**INSTRUCTION:**
Will you give every entry again exactly as it stands?

BEGIN DATA LISTING

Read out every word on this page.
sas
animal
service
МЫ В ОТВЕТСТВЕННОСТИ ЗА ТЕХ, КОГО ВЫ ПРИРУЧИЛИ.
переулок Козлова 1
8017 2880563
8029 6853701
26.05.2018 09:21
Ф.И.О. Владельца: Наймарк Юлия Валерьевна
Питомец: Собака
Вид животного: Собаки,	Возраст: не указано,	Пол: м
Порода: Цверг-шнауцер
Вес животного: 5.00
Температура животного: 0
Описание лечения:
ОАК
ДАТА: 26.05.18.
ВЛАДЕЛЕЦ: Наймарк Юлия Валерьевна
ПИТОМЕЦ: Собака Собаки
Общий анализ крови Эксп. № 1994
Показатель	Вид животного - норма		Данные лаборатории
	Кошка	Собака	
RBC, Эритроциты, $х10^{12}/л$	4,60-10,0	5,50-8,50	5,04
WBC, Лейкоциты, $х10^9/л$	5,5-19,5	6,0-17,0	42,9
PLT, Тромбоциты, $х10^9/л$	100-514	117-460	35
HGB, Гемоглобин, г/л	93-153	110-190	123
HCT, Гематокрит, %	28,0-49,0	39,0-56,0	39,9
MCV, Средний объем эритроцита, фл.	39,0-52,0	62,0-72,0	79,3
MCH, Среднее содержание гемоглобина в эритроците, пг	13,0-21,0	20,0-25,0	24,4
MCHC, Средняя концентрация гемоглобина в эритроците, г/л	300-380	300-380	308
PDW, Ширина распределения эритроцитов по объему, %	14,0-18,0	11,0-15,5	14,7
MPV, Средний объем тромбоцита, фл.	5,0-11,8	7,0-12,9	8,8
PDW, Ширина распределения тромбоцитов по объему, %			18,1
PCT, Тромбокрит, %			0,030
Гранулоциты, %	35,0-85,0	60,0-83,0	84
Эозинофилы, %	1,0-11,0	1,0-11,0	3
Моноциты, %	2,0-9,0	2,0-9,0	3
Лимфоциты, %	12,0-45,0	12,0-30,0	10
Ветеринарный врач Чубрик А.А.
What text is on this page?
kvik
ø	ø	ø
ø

END DATA LISTING

**WORKED ANSWER:**
Read out every word on this page.
sas
animal
service
МЫ В ОТВЕТСТВЕННОСТИ ЗА ТЕХ, КОГО ВЫ ПРИРУЧИЛИ.
переулок Козлова 1
8017 2880563
8029 6853701
26.05.2018 09:21
Ф.И.О. Владельца: Наймарк Юлия Валерьевна
Питомец: Собака
Вид животного: Собаки,	Возраст: не указано,	Пол: м
Порода: Цверг-шнауцер
Вес животного: 5.00
Температура животного: 0
Описание лечения:
ОАК
ДАТА: 26.05.18.
ВЛАДЕЛЕЦ: Наймарк Юлия Валерьевна
ПИТОМЕЦ: Собака Собаки
Общий анализ крови Эксп. № 1994
Показатель	Вид животного - норма		Данные лаборатории
	Кошка	Собака	
RBC, Эритроциты, $х10^{12}/л$	4,60-10,0	5,50-8,50	5,04
WBC, Лейкоциты, $х10^9/л$	5,5-19,5	6,0-17,0	42,9
PLT, Тромбоциты, $х10^9/л$	100-514	117-460	35
HGB, Гемоглобин, г/л	93-153	110-190	123
HCT, Гематокрит, %	28,0-49,0	39,0-56,0	39,9
MCV, Средний объем эритроцита, фл.	39,0-52,0	62,0-72,0	79,3
MCH, Среднее содержание гемоглобина в эритроците, пг	13,0-21,0	20,0-25,0	24,4
MCHC, Средняя концентрация гемоглобина в эритроците, г/л	300-380	300-380	308
PDW, Ширина распределения эритроцитов по объему, %	14,0-18,0	11,0-15,5	14,7
MPV, Средний объем тромбоцита, фл.	5,0-11,8	7,0-12,9	8,8
PDW, Ширина распределения тромбоцитов по объему, %			18,1
PCT, Тромбокрит, %			0,030
Гранулоциты, %	35,0-85,0	60,0-83,0	84
Эозинофилы, %	1,0-11,0	1,0-11,0	3
Моноциты, %	2,0-9,0	2,0-9,0	3
Лимфоциты, %	12,0-45,0	12,0-30,0	10
Ветеринарный врач Чубрик А.А.
What text is on this page?
kvik
ø	ø	ø
ø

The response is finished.